[begin Provided material]

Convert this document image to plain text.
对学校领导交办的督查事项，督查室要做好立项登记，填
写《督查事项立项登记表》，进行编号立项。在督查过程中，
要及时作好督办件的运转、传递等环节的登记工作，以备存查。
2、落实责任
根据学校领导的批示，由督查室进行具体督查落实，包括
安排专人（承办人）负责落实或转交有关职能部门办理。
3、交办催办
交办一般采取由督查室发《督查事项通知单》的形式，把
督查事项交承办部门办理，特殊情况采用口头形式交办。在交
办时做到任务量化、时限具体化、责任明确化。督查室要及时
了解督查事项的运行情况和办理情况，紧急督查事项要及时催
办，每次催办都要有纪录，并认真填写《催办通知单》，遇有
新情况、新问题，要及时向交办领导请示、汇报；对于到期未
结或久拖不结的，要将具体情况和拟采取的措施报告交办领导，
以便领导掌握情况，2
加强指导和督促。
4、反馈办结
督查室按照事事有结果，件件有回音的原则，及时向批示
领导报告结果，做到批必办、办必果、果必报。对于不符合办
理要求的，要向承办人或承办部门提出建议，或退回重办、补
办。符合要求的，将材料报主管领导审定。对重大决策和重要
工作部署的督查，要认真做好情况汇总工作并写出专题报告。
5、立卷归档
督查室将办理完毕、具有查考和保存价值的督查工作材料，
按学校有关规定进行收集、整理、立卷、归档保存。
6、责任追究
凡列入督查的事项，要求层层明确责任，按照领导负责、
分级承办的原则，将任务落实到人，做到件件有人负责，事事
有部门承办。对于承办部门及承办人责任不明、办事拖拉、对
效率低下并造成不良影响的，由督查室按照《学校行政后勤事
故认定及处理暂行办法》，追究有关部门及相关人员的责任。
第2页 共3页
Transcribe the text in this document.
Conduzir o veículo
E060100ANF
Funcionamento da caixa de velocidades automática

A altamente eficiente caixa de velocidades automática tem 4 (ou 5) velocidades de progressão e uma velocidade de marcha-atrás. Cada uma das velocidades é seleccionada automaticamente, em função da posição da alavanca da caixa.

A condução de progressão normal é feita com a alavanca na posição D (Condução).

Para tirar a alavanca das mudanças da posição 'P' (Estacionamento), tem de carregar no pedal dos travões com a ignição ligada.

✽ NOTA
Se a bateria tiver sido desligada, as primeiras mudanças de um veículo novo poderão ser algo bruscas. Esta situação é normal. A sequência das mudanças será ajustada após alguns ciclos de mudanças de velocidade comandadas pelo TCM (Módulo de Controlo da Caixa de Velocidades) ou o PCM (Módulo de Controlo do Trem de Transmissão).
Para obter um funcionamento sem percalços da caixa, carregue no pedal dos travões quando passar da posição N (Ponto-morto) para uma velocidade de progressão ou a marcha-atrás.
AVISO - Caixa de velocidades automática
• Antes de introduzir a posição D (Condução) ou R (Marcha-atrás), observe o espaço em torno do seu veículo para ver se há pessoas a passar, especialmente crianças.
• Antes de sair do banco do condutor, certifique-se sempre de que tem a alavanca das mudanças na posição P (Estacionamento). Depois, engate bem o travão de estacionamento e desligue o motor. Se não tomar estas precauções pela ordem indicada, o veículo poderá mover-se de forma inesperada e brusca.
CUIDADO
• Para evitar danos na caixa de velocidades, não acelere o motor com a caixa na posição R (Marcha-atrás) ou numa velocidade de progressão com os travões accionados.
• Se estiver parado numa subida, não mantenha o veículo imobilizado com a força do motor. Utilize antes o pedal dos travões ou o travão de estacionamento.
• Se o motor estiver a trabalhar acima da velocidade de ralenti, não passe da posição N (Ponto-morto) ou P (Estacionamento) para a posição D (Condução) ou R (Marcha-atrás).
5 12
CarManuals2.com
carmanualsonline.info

[end Provided material]

List all lines in the material containing the string "text".

Convert this document image to plain text.
Transcribe the text in this document.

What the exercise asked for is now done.